— START DATASET EXCERPTS —

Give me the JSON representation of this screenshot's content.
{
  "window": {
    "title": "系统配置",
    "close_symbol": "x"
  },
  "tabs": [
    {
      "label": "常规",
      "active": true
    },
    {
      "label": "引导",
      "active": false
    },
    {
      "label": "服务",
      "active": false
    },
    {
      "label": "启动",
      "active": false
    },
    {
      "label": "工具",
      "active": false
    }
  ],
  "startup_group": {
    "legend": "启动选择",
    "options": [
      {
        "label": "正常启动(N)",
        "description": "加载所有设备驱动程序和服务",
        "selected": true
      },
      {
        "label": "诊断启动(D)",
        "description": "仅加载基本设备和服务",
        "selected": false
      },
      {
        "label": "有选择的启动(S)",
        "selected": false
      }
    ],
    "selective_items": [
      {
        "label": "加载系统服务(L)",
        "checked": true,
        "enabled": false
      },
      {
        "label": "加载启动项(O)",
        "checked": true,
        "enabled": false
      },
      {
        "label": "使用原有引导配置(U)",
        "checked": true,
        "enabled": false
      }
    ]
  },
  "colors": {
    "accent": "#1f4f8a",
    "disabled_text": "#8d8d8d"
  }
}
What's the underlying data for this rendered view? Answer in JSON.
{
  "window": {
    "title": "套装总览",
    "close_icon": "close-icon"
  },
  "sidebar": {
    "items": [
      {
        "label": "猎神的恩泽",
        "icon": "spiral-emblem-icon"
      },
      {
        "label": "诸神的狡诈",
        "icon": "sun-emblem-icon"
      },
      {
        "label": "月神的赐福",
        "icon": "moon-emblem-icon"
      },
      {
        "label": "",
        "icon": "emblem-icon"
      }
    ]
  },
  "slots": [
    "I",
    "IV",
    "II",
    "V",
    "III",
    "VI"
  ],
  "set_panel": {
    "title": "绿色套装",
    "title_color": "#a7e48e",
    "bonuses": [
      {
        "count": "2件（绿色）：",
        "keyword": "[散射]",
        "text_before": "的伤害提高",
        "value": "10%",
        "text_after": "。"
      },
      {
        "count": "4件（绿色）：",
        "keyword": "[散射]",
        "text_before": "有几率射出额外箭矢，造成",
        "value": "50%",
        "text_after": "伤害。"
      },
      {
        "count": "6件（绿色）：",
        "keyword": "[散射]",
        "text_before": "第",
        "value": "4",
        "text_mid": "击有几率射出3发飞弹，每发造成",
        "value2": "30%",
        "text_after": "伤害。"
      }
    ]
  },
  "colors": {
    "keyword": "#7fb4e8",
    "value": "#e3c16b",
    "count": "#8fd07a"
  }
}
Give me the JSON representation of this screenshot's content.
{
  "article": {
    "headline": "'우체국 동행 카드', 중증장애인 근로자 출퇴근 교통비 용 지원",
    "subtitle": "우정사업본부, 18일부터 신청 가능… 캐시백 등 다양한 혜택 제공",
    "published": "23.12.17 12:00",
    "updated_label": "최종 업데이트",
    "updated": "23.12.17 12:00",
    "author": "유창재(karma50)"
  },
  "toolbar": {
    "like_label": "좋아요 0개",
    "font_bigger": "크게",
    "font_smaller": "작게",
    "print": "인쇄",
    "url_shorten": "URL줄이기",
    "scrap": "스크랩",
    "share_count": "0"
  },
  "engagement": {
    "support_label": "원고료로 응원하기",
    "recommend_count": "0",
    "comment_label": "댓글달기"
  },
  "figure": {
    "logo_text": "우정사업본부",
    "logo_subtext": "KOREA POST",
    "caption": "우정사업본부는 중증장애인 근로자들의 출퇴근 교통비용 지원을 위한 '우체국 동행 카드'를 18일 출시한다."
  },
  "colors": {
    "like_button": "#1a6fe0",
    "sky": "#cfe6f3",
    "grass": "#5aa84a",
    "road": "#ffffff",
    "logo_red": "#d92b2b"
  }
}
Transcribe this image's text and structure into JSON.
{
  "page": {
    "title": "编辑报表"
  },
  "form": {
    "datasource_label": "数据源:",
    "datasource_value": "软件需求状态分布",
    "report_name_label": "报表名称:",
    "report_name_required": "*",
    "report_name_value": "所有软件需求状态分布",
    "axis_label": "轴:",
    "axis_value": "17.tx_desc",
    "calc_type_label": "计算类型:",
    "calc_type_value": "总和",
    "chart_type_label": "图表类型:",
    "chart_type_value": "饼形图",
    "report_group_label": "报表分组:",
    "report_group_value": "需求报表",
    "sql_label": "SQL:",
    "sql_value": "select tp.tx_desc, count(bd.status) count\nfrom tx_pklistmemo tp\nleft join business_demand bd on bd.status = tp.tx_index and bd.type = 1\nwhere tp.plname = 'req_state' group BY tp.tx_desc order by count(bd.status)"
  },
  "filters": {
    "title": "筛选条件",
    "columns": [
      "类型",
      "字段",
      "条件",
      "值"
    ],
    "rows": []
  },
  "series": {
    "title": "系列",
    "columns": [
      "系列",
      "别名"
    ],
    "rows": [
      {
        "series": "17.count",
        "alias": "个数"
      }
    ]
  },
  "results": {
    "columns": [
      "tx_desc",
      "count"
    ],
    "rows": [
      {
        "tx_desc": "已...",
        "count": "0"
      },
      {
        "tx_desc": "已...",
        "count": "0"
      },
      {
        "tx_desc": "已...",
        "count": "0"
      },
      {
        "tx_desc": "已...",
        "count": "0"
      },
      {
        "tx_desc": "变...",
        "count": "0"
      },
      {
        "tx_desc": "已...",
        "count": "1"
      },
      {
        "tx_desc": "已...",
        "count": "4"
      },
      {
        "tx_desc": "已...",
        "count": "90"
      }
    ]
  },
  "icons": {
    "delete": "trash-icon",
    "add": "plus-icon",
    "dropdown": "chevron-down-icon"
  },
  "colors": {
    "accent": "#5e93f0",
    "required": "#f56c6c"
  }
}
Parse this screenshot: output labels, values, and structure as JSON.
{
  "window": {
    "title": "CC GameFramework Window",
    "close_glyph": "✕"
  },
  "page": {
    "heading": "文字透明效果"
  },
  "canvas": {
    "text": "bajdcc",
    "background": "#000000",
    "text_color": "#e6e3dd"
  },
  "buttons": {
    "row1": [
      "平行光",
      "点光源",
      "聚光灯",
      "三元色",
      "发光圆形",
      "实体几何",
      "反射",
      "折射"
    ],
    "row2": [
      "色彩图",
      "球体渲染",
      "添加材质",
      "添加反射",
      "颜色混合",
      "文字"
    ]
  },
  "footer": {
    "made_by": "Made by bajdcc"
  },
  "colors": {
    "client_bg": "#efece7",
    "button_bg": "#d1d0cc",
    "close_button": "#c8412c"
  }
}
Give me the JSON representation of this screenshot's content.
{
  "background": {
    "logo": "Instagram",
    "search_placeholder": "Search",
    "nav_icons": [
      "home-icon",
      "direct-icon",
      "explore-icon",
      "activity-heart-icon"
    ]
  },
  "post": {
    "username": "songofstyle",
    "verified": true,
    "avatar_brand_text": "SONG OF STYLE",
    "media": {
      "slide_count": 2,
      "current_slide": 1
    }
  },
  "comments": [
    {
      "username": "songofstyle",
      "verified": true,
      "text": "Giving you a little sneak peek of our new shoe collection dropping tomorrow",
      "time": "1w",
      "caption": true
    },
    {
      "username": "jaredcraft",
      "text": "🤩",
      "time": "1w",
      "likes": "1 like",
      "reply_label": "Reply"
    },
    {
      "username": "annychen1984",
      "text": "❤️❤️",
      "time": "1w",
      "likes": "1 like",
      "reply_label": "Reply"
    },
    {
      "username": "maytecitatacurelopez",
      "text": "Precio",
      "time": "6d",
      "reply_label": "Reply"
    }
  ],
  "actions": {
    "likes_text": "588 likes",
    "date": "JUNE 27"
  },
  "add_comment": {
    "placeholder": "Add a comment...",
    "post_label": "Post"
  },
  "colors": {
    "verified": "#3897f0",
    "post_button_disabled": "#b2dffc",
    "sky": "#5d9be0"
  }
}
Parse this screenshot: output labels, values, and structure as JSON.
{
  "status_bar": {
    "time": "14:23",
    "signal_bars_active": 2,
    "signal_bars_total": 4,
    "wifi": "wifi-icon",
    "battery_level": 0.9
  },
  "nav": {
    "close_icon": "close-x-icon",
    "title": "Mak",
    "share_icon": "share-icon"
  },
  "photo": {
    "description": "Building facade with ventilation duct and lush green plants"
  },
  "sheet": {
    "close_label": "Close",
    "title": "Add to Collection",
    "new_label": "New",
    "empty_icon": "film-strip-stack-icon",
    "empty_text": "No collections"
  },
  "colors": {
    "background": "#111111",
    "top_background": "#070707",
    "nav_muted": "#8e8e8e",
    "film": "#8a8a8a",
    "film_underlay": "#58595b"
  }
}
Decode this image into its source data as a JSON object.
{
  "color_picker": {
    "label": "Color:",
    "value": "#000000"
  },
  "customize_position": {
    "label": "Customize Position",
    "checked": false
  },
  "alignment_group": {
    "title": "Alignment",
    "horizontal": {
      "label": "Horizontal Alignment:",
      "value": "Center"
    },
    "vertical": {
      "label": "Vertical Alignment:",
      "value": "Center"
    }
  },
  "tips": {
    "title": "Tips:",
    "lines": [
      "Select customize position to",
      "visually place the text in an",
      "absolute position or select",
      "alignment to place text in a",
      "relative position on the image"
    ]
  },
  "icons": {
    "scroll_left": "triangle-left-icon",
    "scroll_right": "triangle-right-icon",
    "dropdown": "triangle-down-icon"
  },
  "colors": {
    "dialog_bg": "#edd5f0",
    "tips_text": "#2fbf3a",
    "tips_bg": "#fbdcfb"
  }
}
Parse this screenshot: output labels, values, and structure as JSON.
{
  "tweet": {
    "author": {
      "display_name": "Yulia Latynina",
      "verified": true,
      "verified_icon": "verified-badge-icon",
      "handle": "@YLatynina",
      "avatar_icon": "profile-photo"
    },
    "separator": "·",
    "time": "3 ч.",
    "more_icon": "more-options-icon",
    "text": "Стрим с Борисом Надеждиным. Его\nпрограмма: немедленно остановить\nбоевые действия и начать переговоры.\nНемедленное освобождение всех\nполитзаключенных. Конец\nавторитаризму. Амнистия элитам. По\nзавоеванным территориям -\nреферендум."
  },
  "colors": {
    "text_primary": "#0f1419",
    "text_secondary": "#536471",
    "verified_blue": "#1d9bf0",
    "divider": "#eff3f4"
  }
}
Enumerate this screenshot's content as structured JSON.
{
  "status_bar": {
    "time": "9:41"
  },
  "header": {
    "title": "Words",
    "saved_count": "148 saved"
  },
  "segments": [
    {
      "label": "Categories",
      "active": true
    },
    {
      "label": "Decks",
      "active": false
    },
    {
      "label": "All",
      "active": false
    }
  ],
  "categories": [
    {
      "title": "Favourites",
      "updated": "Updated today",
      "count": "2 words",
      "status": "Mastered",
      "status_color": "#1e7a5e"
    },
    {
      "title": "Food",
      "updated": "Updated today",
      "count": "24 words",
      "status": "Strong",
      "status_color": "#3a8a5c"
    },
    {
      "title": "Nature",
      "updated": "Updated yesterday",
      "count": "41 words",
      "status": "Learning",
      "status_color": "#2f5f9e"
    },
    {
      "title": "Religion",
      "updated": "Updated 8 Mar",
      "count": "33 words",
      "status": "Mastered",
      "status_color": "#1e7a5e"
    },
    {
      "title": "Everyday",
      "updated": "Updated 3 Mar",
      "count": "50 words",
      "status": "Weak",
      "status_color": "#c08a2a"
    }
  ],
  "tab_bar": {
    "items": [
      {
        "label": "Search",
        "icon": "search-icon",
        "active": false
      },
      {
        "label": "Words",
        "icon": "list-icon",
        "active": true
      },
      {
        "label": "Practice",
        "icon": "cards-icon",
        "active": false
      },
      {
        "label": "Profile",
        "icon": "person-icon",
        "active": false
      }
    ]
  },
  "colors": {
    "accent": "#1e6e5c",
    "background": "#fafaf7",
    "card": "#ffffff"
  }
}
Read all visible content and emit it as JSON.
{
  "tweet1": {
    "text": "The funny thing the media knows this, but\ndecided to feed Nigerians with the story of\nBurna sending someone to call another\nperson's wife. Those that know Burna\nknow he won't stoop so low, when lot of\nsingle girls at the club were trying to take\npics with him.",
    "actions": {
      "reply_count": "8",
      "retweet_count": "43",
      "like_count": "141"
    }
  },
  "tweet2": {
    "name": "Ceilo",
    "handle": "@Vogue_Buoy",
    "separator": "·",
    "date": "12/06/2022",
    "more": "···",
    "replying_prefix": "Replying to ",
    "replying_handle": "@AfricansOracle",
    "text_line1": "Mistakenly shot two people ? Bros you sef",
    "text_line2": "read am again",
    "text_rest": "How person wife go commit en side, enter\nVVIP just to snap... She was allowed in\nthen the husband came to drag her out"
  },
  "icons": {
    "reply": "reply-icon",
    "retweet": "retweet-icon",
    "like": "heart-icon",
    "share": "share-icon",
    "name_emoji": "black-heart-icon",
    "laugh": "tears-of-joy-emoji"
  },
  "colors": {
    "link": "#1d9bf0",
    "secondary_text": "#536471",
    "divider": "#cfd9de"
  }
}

— END DATASET EXCERPTS —

TASK TO COMPLETE:
Set out exactly the run of lines that begins at the line holding "Read all visible content and emit it as JSON." and ends at the last line of the data.

OUTPUT:
Read all visible content and emit it as JSON.
{
  "tweet1": {
    "text": "The funny thing the media knows this, but\ndecided to feed Nigerians with the story of\nBurna sending someone to call another\nperson's wife. Those that know Burna\nknow he won't stoop so low, when lot of\nsingle girls at the club were trying to take\npics with him.",
    "actions": {
      "reply_count": "8",
      "retweet_count": "43",
      "like_count": "141"
    }
  },
  "tweet2": {
    "name": "Ceilo",
    "handle": "@Vogue_Buoy",
    "separator": "·",
    "date": "12/06/2022",
    "more": "···",
    "replying_prefix": "Replying to ",
    "replying_handle": "@AfricansOracle",
    "text_line1": "Mistakenly shot two people ? Bros you sef",
    "text_line2": "read am again",
    "text_rest": "How person wife go commit en side, enter\nVVIP just to snap... She was allowed in\nthen the husband came to drag her out"
  },
  "icons": {
    "reply": "reply-icon",
    "retweet": "retweet-icon",
    "like": "heart-icon",
    "share": "share-icon",
    "name_emoji": "black-heart-icon",
    "laugh": "tears-of-joy-emoji"
  },
  "colors": {
    "link": "#1d9bf0",
    "secondary_text": "#536471",
    "divider": "#cfd9de"
  }
}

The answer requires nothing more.